Closed lattice0 closed 3 years ago
I changed
let control = control.ok_or_else(|| "no control url".to_string())?;
to
let control = control.unwrap_or(request_url.clone());
and it at least does the SETUP, but it looks like it sends the entire uri: uri="rtsp://192.168.1.198:10554/tcp/track0"
and the camera does not like that and simply ignores.
my client (works):
SETUP rtsp://192.168.1.198:10554/tcp/av0_0/track0 RTSP/1.0
Authorization: Digest username="admin", algorithm="MD5", realm="RTSPD", nonce="8s63k7h3mn6aa8o1u7mix4599qku0ra6", uri="/tcp/av0_0", response="4f6333f7580f407195eb2436a5905704"
CSeq: 4
Transport: RTP/AVP/TCP;interleaved=0
User-Agent: RRTSP Client
yours (no response):
SETUP rtsp://192.168.1.198:10554/tcp/track0 RTSP/1.0
Authorization: Digest username="admin", realm="RTSPD", nonce="7b3q3ssplskhy59wu77345tewnrx5see", uri="rtsp://192.168.1.198:10554/tcp/track0", response="c2438d1f4c1e56003003fa0878d1d094"
CSeq: 3
Transport: RTP/AVP/TCP;unicast;interleaved=0-1
User-Agent: moonfire-rtsp test
x-Dynamic-Rate: 1
or maybe the problem is the missing av0_0
on yours
is the control really needed?
According to RFC 2326? I think so. From sections C.1 and C.2, it looks like there should be a session-level control
if aggregate control is possible, eg a single PLAY
command that starts all the streams (that have been set up). You quoted a presentation with a video and audio stream that I imagine are supposed to be started with a single PLAY
. So I think the server is not compliant with RFC 2326.

## TASK INSTRUCTIONS
Continue the forum thread about the RTSP camera that ignores the SETUP request, picking up after its last sentence.

## EXTRACTED RECORDS
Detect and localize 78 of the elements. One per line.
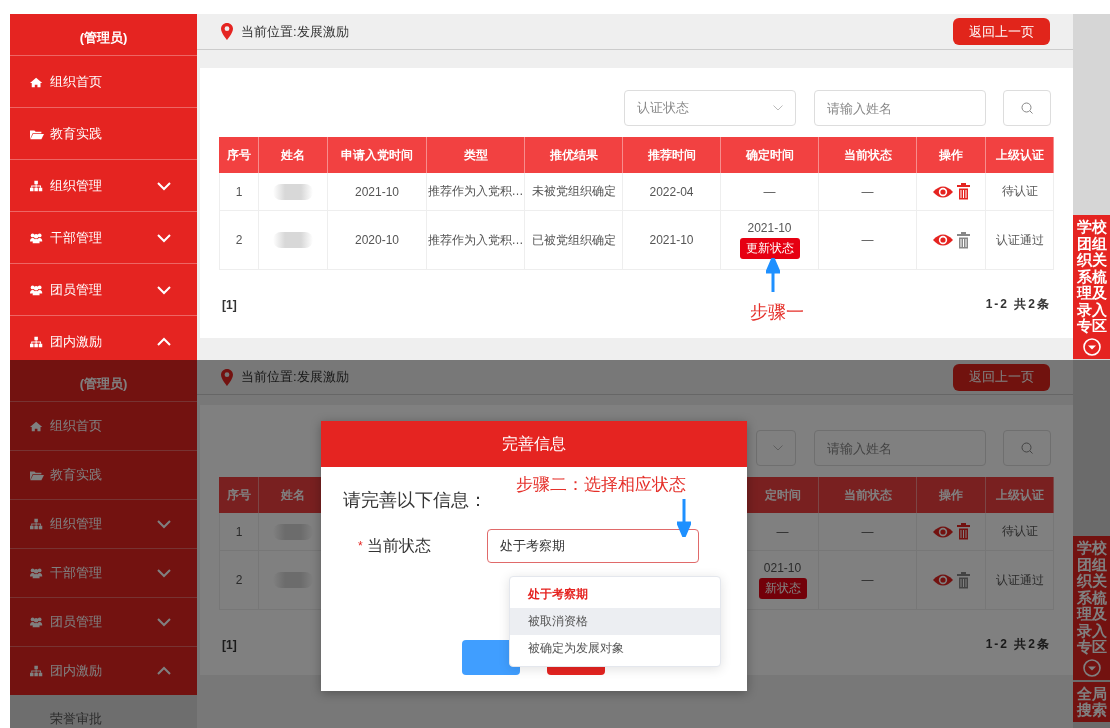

* * *

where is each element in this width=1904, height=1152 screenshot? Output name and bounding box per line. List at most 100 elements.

## WRITTEN ANSWER
But this isn't the first broken camera I've seen, and I prefer actually working with real cameras over strict RFC compliance, so I'd like to fix this.
How did your client get the av0_0
component? I don't see that in the DESCRIBE
response; what was the original DESCRIBE
URL?
This is a well sold camera on aliexpress (VStarcam) that worked with all the clients I tested, specifically with ZLMediakit in C++.
rtsp://192.168.1.198:10554/tcp/av0_0
is the original URL gathered from ONVIF calls.
ok, turns out that in https://github.com/scottlamb/retina/blob/b1db9a9e8b94ff7077050cc26be0a50cbf1bd58e/src/client/parse.rs#L289, we have:
} else if a.key == "control" {
control = a
.value
.as_deref()
.map(|c| join_control(base_url, c))
.transpose()?;
alt_control = a
.value
.as_deref()
.map(|c| join_control(alt_base_url, c))
.transpose()?;
}
base_url
is rtsp://192.168.1.198:10554/tcp/av0_0
while alt_base_url
is rtsp://192.168.1.198:10554/tcp/av0_0/
. When join_control(______, c)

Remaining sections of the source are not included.